The specification of the DDR-SDRAM makes it possible to perform a
high speed operation by synchronizing edges of the clocks CK and
/CK. Further, a control signal CKE for switching
validity/invalidity of the clocks CK and /CK is input to the
control circuit 20.
[0051] Further, a chip select signal (/CS), a row address strobe
signal (/RAS), a column address strobe signal (/CAS) and a write
enable signal (/WE) are input to the control circuit 20
respectively as control signals from the outside. Note that the
symbol "/" means that a signal becomes active when it is in a low
level. Since commands issued to the DRAM is specified by a
combination pattern of the respective control signals described
above, the command decoder 201 determines a type of each command
based on the combination pattern.
[0052] FIG. 2 is a diagram showing the types of main commands used
in the DRAM of the embodiment. The example of FIG. 2 shows eight
types of commands including a DRF command which is unique in the
embodiment, respectively as typical commands issued to the DRAM of
the embodiment in a normal operation. The combination patterns of
the control signals and the states of bank address (BA0, BA1) and
an address A0 to A12 are shown in FIG. 2, in addition to functions
of the respective commands.
[0053] Note that various commands for performing various types of
functions of the DRAM are actually set, in addition to the types of
the commands shown in FIG. 2. Further, commands relating to a
self-refresh and a power down, which are performed in a data
holding state or the like other than the normal operation, are also
set. In FIG. 2, commands useful to understand the operation of the
embodiment are only shown.

### [PROBLEM SET]
(1) Answer these questions from the excerpt on DRAM commands:
(a) Which control signal switches the clocks CK and /CK between valid and invalid?
(b) What does the symbol "/" before a signal name indicate?
(c) How many types of commands does the example of FIG. 2 show?
(2) Quote the stretch of the excerpt on DRAM commands from "The specification of" through "the combination pattern.".

### [EXCERPTED DATA]
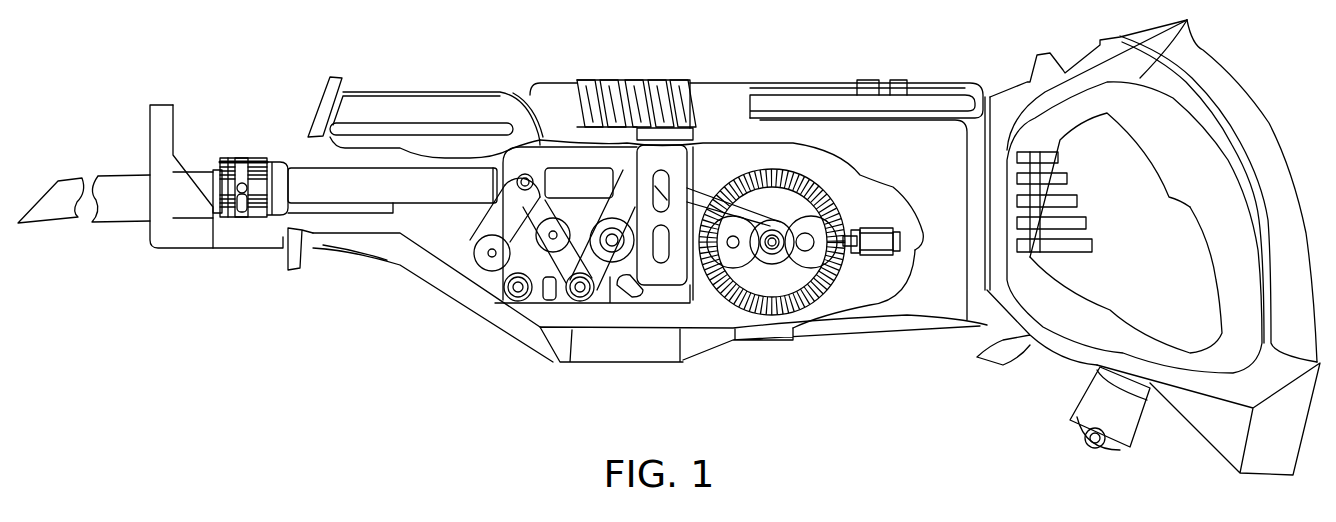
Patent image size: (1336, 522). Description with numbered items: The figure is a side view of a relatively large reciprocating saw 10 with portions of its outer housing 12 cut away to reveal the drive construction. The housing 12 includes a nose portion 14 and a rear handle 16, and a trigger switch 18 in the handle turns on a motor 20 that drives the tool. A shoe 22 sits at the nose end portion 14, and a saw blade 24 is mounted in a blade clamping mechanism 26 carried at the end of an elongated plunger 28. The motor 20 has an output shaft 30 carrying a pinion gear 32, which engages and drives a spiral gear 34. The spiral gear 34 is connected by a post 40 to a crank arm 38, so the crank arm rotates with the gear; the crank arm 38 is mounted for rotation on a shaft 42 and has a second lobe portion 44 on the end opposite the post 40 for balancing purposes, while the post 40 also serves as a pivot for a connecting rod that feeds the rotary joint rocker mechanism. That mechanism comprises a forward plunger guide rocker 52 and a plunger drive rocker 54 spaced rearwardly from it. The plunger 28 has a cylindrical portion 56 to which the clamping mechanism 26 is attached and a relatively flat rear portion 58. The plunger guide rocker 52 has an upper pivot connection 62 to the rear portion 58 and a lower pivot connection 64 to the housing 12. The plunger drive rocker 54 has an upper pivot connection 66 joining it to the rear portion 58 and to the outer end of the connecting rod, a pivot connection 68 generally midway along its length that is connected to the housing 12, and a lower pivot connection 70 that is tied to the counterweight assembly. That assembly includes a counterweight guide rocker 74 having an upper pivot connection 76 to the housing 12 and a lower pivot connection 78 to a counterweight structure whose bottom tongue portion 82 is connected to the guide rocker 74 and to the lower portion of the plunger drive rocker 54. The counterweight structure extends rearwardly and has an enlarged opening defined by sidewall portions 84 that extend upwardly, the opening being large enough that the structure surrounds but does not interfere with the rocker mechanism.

The reciprocating saw 10 is at (871, 372).
The outer housing 12 is at (723, 83).
The nose portion 14 is at (325, 102).
The rear handle 16 is at (1228, 100).
The trigger switch 18 is at (1153, 187).
The motor 20 is at (912, 255).
The shoe 22 is at (177, 228).
The saw blade 24 is at (132, 205).
The blade clamping mechanism 26 is at (232, 158).
The elongated plunger 28 is at (407, 215).
The output shaft 30 is at (875, 245).
The pinion gear 32 is at (840, 232).
The spiral gear 34 is at (750, 310).
The crank arm 38 is at (815, 228).
The post 40 is at (808, 252).
The shaft 42 is at (773, 250).
The second lobe portion 44 is at (720, 247).
The plunger guide rocker 52 is at (497, 222).
The plunger drive rocker 54 is at (618, 197).
The cylindrical portion 56 is at (320, 185).
The rear portion 58 is at (565, 160).
The upper pivot connection 62 is at (525, 180).
The lower pivot connection 64 is at (482, 262).
The upper pivot connection 66 is at (615, 178).
The pivot connection 68 is at (613, 250).
The lower pivot connection 70 is at (580, 292).
The counterweight guide rocker 74 is at (495, 290).
The upper pivot connection 76 is at (505, 228).
The lower pivot connection 78 is at (533, 305).
The bottom tongue portion 82 is at (549, 300).
The sidewall portions 84 is at (667, 158).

### [TASK-BY-TASK RESULTS]
(1)
(a) The control signal CKE.
(b) The signal becomes active when it is in a low level.
(c) Eight types, including a DRF command.

(2)
The specification of the DDR-SDRAM makes it possible to perform a
high speed operation by synchronizing edges of the clocks CK and
/CK. Further, a control signal CKE for switching
validity/invalidity of the clocks CK and /CK is input to the
control circuit 20.
[0051] Further, a chip select signal (/CS), a row address strobe
signal (/RAS), a column address strobe signal (/CAS) and a write
enable signal (/WE) are input to the control circuit 20
respectively as control signals from the outside. Note that the
symbol "/" means that a signal becomes active when it is in a low
level. Since commands issued to the DRAM is specified by a
combination pattern of the respective control signals described
above, the command decoder 201 determines a type of each command
based on the combination pattern.